(Dataset entries on figures)
◆ ◆ ◆ ◆ ◆ ◆ ◆

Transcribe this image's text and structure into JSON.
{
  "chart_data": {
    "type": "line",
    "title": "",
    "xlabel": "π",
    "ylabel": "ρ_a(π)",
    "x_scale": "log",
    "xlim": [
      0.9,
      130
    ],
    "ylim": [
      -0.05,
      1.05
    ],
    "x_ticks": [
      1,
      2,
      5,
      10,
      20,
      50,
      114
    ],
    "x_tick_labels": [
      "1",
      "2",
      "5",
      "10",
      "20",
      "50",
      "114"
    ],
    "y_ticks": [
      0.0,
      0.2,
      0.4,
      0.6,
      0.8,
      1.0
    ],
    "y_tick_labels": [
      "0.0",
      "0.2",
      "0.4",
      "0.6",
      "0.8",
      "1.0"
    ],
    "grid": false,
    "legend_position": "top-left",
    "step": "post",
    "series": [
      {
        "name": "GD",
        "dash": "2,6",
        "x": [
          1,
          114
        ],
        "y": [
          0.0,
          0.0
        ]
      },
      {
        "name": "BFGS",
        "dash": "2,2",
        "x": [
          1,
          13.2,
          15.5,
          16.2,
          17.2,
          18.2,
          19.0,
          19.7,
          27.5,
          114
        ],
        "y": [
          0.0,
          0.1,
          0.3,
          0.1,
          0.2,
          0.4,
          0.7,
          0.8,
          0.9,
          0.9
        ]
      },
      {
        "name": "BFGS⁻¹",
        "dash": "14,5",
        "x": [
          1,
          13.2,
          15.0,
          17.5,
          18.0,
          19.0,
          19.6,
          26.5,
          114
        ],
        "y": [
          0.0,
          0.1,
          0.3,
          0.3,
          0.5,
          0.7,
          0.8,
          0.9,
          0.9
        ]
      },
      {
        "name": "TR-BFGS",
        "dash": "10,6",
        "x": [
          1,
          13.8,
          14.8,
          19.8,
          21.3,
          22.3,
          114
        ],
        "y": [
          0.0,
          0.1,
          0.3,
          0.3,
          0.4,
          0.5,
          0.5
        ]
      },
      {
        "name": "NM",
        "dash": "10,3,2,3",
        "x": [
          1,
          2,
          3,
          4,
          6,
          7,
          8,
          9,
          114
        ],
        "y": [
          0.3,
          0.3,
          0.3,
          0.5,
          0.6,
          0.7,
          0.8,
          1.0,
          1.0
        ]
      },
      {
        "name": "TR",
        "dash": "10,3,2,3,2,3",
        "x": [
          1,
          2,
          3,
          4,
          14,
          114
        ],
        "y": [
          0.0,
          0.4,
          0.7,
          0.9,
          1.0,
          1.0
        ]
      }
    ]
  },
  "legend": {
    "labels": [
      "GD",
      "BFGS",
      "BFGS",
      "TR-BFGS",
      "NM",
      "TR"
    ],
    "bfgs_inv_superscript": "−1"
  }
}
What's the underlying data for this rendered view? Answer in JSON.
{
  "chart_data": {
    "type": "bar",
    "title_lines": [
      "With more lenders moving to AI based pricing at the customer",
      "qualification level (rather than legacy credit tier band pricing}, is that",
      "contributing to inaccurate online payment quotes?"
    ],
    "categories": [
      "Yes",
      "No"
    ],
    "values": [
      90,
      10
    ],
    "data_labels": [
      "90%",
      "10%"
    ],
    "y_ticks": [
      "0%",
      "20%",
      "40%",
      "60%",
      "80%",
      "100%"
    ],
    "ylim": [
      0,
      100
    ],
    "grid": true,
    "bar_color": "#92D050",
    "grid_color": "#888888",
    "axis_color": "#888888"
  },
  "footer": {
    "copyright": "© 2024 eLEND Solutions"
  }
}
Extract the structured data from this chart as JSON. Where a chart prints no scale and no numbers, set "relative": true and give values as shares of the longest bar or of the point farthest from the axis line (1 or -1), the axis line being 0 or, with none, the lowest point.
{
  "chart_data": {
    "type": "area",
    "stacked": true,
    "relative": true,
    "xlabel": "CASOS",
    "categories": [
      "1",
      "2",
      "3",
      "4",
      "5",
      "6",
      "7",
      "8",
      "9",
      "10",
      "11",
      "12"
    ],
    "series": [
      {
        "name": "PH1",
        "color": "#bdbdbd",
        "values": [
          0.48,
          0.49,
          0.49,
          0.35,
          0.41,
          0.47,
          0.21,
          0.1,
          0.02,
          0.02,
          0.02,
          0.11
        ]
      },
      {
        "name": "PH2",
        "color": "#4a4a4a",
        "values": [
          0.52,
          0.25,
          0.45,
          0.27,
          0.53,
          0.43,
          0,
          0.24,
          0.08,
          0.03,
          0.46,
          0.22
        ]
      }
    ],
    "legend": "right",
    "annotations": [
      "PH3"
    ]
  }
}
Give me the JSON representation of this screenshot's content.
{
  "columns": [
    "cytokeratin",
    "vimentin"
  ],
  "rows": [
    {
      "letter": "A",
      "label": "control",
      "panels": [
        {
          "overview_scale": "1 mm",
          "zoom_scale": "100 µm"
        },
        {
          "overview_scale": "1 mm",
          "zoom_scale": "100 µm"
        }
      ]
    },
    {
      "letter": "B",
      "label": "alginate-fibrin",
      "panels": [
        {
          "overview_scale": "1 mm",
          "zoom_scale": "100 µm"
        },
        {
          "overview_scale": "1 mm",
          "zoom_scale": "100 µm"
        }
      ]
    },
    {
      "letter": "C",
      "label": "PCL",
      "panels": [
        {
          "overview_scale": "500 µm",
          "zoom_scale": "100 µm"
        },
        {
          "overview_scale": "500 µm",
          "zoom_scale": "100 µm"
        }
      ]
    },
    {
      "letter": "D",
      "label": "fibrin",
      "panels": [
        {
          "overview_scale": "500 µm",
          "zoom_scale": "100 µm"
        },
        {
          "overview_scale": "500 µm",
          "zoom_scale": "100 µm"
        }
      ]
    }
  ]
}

◆ ◆ ◆ ◆ ◆ ◆ ◆

**Task to carry out:**
Where a line of the data holds "values", show that line.

**Written solution:**
    "values": [
Extract the structured data from this chart as JSON. Where a chart prints no scale and no numbers, set "relative": true and give values as shares of the longest bar or of the point farthest from the axis line (1 or -1), the axis line being 0 or, with none, the lowest point.
        "values": [
        "values": [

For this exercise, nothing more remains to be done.